== BRIEF ==
Show every line in the material below in which the string "shorts" appears.

Segment Start: SUPPLIED RECORDS

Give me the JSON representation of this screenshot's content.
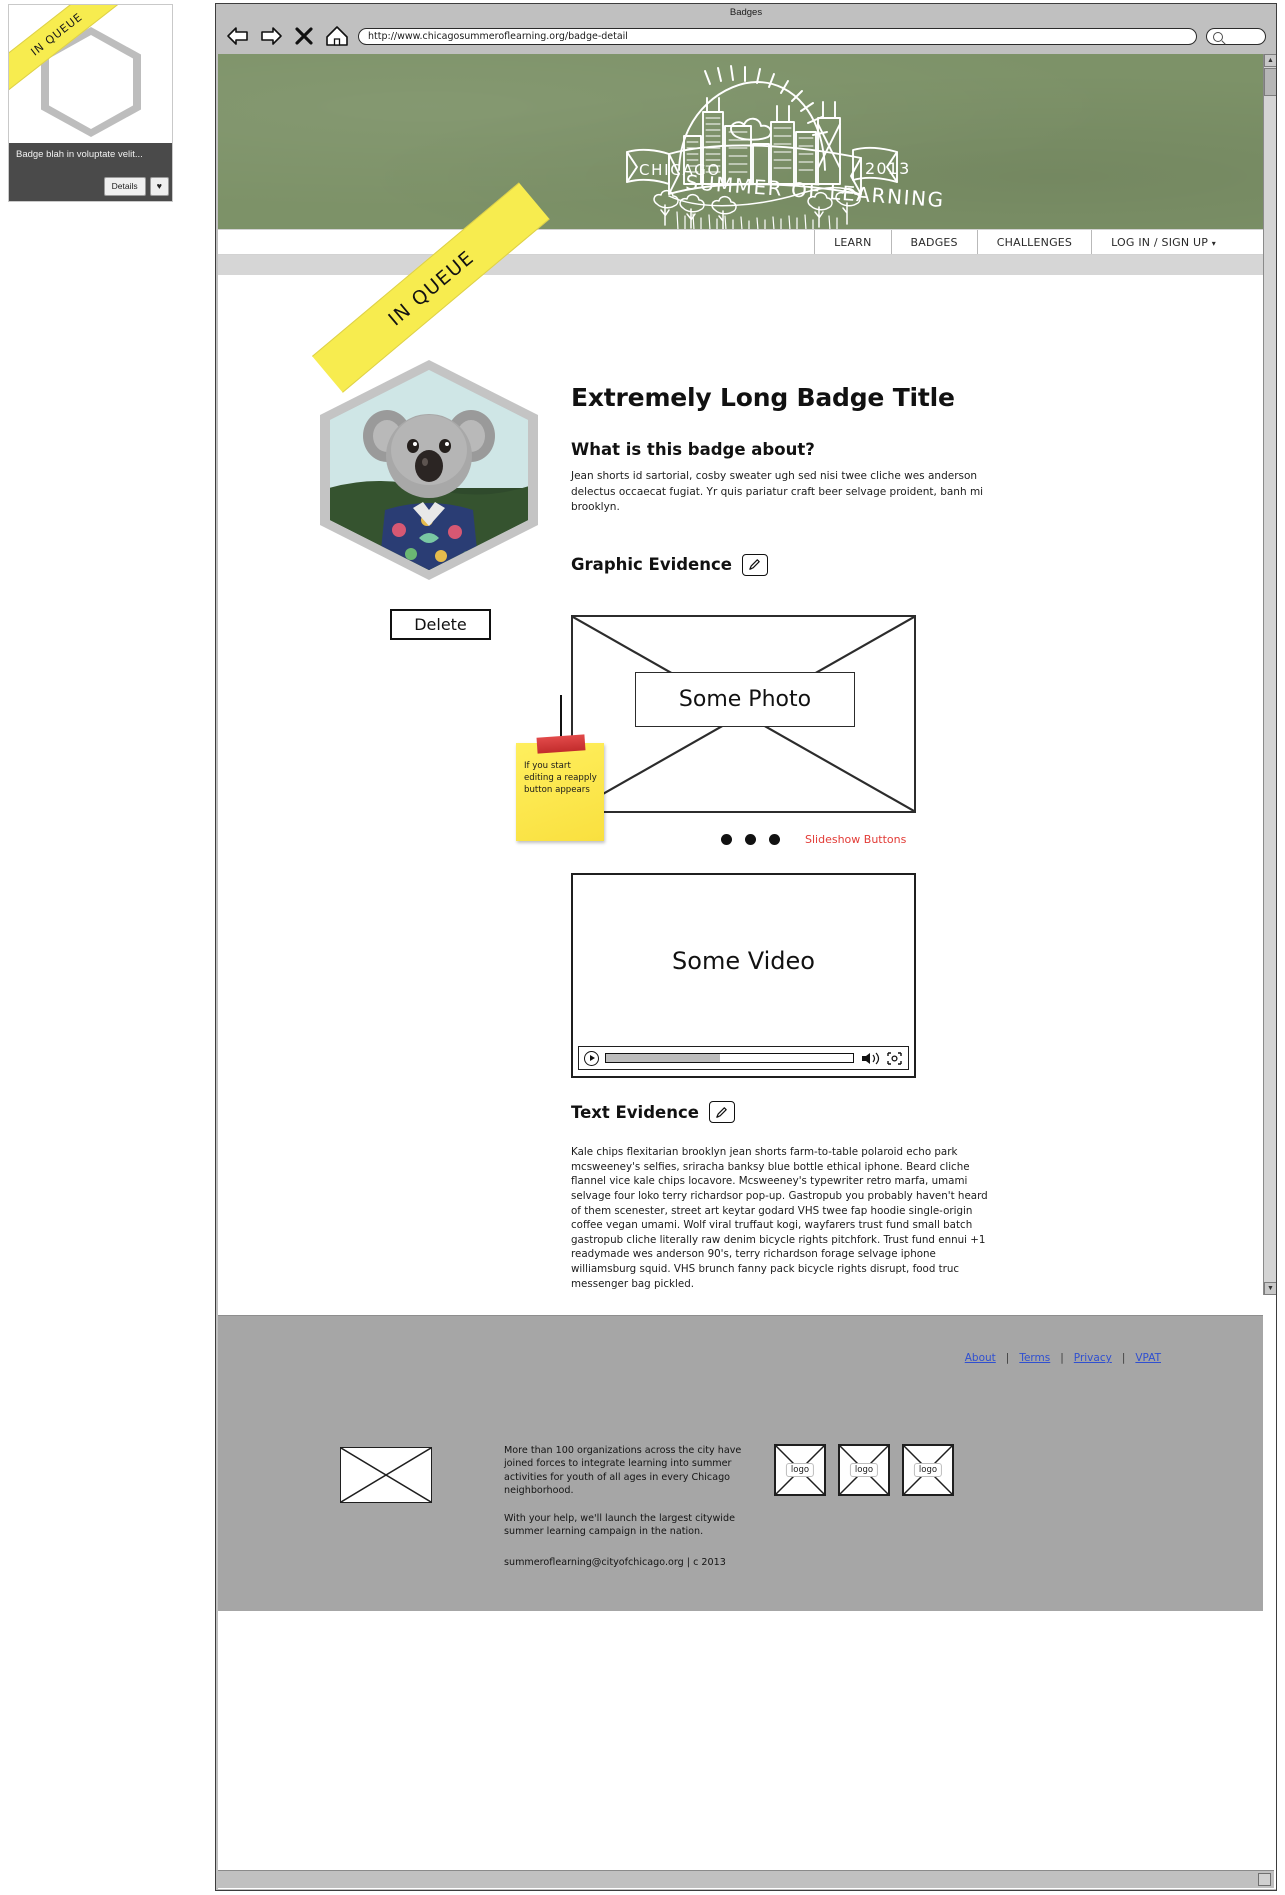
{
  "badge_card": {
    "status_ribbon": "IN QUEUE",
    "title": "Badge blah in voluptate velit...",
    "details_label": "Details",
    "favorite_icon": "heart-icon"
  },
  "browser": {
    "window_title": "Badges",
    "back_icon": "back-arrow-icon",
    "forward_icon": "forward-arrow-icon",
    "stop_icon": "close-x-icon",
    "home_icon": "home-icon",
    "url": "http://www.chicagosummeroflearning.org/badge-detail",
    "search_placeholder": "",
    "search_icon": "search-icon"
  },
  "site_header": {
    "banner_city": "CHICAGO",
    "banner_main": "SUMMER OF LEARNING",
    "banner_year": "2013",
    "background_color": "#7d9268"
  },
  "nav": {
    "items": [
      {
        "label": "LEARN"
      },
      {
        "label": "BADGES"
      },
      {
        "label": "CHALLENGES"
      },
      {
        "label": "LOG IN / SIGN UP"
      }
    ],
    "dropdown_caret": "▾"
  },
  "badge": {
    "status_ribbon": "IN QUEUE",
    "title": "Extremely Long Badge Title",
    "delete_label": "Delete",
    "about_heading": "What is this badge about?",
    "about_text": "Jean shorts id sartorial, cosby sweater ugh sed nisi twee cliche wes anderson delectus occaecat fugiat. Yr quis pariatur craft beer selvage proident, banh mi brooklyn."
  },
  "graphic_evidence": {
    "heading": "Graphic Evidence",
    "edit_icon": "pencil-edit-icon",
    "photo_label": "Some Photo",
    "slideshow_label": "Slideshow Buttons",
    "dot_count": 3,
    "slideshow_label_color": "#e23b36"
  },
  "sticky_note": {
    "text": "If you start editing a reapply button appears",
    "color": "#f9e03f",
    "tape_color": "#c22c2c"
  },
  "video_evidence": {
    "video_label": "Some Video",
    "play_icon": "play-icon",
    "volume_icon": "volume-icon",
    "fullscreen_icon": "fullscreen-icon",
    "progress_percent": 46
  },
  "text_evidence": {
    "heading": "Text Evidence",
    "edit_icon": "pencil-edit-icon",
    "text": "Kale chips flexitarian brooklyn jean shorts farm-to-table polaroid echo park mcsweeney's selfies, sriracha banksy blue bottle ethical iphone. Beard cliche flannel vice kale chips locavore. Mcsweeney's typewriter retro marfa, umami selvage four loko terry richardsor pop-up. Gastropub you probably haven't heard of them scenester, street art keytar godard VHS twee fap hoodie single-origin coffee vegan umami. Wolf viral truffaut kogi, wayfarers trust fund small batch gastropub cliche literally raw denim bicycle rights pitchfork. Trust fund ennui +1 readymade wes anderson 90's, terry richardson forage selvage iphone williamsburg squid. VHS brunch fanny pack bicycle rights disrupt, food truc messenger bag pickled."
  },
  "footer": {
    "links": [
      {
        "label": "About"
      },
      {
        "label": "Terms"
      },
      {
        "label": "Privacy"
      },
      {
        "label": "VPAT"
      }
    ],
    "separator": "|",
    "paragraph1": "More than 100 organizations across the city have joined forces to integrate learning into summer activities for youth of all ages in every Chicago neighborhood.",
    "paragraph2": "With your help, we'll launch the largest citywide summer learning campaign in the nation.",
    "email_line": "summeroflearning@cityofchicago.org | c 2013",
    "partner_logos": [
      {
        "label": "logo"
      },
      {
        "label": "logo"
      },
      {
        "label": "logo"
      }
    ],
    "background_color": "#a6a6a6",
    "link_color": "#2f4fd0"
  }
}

Segment End: SUPPLIED RECORDS
Segment Start: SUPPLIED RECORDS

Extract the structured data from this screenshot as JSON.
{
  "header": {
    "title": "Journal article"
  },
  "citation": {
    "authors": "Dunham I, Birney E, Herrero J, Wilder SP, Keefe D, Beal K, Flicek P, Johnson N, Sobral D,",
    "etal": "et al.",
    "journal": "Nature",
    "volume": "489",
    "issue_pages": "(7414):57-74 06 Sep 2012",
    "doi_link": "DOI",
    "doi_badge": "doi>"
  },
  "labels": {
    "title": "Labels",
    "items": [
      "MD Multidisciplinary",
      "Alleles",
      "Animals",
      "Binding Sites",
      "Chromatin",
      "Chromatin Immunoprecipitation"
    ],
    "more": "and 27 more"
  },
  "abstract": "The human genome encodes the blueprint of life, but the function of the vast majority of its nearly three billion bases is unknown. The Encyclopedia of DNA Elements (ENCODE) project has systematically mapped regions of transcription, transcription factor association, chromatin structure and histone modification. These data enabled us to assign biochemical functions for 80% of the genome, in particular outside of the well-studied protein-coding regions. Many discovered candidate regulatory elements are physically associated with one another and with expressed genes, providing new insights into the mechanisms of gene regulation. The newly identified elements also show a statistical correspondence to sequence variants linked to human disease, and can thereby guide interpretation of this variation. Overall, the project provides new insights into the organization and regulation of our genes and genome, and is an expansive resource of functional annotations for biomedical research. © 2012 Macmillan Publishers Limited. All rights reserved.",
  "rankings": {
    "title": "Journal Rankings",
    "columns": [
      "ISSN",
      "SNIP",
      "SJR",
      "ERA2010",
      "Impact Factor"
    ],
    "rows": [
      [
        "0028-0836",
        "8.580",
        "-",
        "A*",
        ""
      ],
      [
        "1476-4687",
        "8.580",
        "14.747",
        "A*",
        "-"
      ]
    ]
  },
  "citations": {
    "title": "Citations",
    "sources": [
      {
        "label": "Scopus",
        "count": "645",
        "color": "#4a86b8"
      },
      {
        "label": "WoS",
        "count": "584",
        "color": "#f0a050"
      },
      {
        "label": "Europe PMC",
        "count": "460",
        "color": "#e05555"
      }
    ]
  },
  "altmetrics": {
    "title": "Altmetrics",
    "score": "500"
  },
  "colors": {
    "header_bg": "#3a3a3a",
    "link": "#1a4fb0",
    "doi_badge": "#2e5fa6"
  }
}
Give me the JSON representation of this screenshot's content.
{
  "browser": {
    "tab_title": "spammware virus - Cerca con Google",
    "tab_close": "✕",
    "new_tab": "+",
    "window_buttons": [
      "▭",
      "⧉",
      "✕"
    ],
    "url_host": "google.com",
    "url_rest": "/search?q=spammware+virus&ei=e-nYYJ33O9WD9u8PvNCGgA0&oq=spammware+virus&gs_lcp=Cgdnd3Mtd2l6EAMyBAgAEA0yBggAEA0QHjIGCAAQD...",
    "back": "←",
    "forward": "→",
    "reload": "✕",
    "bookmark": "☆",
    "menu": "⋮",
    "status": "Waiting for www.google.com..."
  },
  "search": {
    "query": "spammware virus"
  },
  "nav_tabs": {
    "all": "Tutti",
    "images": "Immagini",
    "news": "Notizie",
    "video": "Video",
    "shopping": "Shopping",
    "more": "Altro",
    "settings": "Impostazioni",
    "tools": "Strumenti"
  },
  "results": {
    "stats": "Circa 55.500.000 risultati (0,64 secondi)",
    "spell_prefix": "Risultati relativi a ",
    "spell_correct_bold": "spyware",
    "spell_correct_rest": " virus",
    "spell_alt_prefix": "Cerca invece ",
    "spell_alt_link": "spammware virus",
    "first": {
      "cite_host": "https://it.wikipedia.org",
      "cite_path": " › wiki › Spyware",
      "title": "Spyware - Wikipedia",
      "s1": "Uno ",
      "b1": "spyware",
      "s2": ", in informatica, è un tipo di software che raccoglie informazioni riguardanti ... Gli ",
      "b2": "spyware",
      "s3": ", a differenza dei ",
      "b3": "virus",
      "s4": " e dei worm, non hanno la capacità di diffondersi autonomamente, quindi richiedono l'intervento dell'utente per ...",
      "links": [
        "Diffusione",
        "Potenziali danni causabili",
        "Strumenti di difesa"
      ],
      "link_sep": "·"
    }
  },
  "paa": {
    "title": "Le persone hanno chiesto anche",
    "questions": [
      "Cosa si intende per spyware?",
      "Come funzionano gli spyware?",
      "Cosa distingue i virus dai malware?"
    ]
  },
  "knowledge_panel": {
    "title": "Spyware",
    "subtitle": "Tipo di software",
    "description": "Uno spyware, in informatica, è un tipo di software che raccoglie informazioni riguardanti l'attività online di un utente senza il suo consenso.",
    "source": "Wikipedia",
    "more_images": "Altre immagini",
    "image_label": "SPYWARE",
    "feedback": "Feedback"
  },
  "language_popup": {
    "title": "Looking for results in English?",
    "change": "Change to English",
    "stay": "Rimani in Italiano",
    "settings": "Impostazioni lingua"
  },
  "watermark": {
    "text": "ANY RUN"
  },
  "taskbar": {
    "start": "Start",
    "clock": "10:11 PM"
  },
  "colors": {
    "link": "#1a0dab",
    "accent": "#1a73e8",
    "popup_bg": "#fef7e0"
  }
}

Segment End: SUPPLIED RECORDS
Segment Start: SUPPLIED RECORDS

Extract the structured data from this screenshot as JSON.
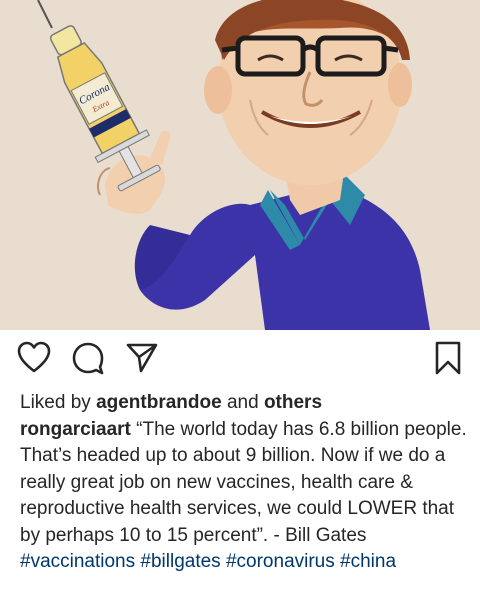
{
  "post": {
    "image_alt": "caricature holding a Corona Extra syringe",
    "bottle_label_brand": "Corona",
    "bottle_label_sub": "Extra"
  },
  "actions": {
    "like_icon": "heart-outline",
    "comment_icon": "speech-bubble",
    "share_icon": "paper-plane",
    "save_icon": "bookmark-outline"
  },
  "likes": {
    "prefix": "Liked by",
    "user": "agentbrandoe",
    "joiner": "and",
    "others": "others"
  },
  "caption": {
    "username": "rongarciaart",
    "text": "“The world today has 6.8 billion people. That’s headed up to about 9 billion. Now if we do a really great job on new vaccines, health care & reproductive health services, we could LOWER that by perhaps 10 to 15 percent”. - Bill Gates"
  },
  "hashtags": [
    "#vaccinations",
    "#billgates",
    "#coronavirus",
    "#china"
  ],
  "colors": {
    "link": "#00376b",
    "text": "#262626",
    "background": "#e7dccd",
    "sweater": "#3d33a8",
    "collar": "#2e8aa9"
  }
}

Segment End: SUPPLIED RECORDS

== TASK RESULT ==
    "about_text": "Jean shorts id sartorial, cosby sweater ugh sed nisi twee cliche wes anderson delectus occaecat fugiat. Yr quis pariatur craft beer selvage proident, banh mi brooklyn."
    "text": "Kale chips flexitarian brooklyn jean shorts farm-to-table polaroid echo park mcsweeney's selfies, sriracha banksy blue bottle ethical iphone. Beard cliche flannel vice kale chips locavore. Mcsweeney's typewriter retro marfa, umami selvage four loko terry richardsor pop-up. Gastropub you probably haven't heard of them scenester, street art keytar godard VHS twee fap hoodie single-origin coffee vegan umami. Wolf viral truffaut kogi, wayfarers trust fund small batch gastropub cliche literally raw denim bicycle rights pitchfork. Trust fund ennui +1 readymade wes anderson 90's, terry richardson forage selvage iphone williamsburg squid. VHS brunch fanny pack bicycle rights disrupt, food truc messenger bag pickled."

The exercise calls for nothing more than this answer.